What the task requires: The entries below are to be written out again without alteration.

•••

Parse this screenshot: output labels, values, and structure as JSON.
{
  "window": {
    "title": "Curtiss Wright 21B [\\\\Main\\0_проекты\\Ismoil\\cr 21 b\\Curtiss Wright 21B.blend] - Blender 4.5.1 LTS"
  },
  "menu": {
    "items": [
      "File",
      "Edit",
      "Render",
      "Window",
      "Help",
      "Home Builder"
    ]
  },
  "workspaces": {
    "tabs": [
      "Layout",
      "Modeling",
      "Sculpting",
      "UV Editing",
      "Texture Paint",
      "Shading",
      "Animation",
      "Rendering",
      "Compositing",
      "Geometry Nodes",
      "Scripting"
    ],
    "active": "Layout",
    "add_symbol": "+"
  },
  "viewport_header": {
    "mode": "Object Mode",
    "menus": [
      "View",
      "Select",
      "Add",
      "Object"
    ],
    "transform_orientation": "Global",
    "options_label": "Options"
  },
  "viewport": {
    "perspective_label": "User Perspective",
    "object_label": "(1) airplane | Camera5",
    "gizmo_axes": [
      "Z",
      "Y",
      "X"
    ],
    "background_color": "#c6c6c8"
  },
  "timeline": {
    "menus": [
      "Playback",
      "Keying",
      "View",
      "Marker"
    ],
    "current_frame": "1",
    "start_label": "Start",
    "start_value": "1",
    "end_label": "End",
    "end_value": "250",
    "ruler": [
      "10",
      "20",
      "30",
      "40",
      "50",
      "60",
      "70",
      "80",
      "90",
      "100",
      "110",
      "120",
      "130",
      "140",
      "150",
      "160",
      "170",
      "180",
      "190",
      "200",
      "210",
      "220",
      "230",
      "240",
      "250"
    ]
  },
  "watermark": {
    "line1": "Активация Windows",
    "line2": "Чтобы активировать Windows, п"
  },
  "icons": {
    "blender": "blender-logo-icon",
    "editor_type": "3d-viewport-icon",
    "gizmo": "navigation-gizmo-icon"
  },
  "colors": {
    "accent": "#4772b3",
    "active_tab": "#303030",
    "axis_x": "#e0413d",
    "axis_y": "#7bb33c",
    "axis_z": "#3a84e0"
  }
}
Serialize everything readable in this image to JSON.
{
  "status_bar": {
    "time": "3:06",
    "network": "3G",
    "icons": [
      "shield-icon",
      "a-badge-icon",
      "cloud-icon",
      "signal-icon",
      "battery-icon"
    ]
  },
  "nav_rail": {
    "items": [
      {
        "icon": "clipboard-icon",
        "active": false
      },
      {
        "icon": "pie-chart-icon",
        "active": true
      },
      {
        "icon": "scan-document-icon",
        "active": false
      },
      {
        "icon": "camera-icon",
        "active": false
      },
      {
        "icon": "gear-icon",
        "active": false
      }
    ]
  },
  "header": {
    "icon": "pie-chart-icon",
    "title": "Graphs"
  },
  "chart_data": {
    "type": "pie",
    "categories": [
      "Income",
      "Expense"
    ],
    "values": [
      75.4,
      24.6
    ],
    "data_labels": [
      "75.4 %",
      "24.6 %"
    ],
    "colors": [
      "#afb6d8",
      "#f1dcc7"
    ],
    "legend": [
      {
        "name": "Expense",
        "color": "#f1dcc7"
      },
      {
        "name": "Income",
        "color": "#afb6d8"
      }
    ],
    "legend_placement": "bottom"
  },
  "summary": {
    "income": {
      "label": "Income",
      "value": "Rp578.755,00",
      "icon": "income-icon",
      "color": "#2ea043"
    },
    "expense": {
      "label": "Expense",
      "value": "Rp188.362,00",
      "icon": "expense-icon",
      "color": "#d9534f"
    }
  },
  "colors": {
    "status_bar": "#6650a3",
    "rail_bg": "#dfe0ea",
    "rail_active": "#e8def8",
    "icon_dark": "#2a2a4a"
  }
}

•••

Expected output:
Parse this screenshot: output labels, values, and structure as JSON.
{
  "window": {
    "title": "Curtiss Wright 21B [\\\\Main\\0_проекты\\Ismoil\\cr 21 b\\Curtiss Wright 21B.blend] - Blender 4.5.1 LTS"
  },
  "menu": {
    "items": [
      "File",
      "Edit",
      "Render",
      "Window",
      "Help",
      "Home Builder"
    ]
  },
  "workspaces": {
    "tabs": [
      "Layout",
      "Modeling",
      "Sculpting",
      "UV Editing",
      "Texture Paint",
      "Shading",
      "Animation",
      "Rendering",
      "Compositing",
      "Geometry Nodes",
      "Scripting"
    ],
    "active": "Layout",
    "add_symbol": "+"
  },
  "viewport_header": {
    "mode": "Object Mode",
    "menus": [
      "View",
      "Select",
      "Add",
      "Object"
    ],
    "transform_orientation": "Global",
    "options_label": "Options"
  },
  "viewport": {
    "perspective_label": "User Perspective",
    "object_label": "(1) airplane | Camera5",
    "gizmo_axes": [
      "Z",
      "Y",
      "X"
    ],
    "background_color": "#c6c6c8"
  },
  "timeline": {
    "menus": [
      "Playback",
      "Keying",
      "View",
      "Marker"
    ],
    "current_frame": "1",
    "start_label": "Start",
    "start_value": "1",
    "end_label": "End",
    "end_value": "250",
    "ruler": [
      "10",
      "20",
      "30",
      "40",
      "50",
      "60",
      "70",
      "80",
      "90",
      "100",
      "110",
      "120",
      "130",
      "140",
      "150",
      "160",
      "170",
      "180",
      "190",
      "200",
      "210",
      "220",
      "230",
      "240",
      "250"
    ]
  },
  "watermark": {
    "line1": "Активация Windows",
    "line2": "Чтобы активировать Windows, п"
  },
  "icons": {
    "blender": "blender-logo-icon",
    "editor_type": "3d-viewport-icon",
    "gizmo": "navigation-gizmo-icon"
  },
  "colors": {
    "accent": "#4772b3",
    "active_tab": "#303030",
    "axis_x": "#e0413d",
    "axis_y": "#7bb33c",
    "axis_z": "#3a84e0"
  }
}
Serialize everything readable in this image to JSON.
{
  "status_bar": {
    "time": "3:06",
    "network": "3G",
    "icons": [
      "shield-icon",
      "a-badge-icon",
      "cloud-icon",
      "signal-icon",
      "battery-icon"
    ]
  },
  "nav_rail": {
    "items": [
      {
        "icon": "clipboard-icon",
        "active": false
      },
      {
        "icon": "pie-chart-icon",
        "active": true
      },
      {
        "icon": "scan-document-icon",
        "active": false
      },
      {
        "icon": "camera-icon",
        "active": false
      },
      {
        "icon": "gear-icon",
        "active": false
      }
    ]
  },
  "header": {
    "icon": "pie-chart-icon",
    "title": "Graphs"
  },
  "chart_data": {
    "type": "pie",
    "categories": [
      "Income",
      "Expense"
    ],
    "values": [
      75.4,
      24.6
    ],
    "data_labels": [
      "75.4 %",
      "24.6 %"
    ],
    "colors": [
      "#afb6d8",
      "#f1dcc7"
    ],
    "legend": [
      {
        "name": "Expense",
        "color": "#f1dcc7"
      },
      {
        "name": "Income",
        "color": "#afb6d8"
      }
    ],
    "legend_placement": "bottom"
  },
  "summary": {
    "income": {
      "label": "Income",
      "value": "Rp578.755,00",
      "icon": "income-icon",
      "color": "#2ea043"
    },
    "expense": {
      "label": "Expense",
      "value": "Rp188.362,00",
      "icon": "expense-icon",
      "color": "#d9534f"
    }
  },
  "colors": {
    "status_bar": "#6650a3",
    "rail_bg": "#dfe0ea",
    "rail_active": "#e8def8",
    "icon_dark": "#2a2a4a"
  }
}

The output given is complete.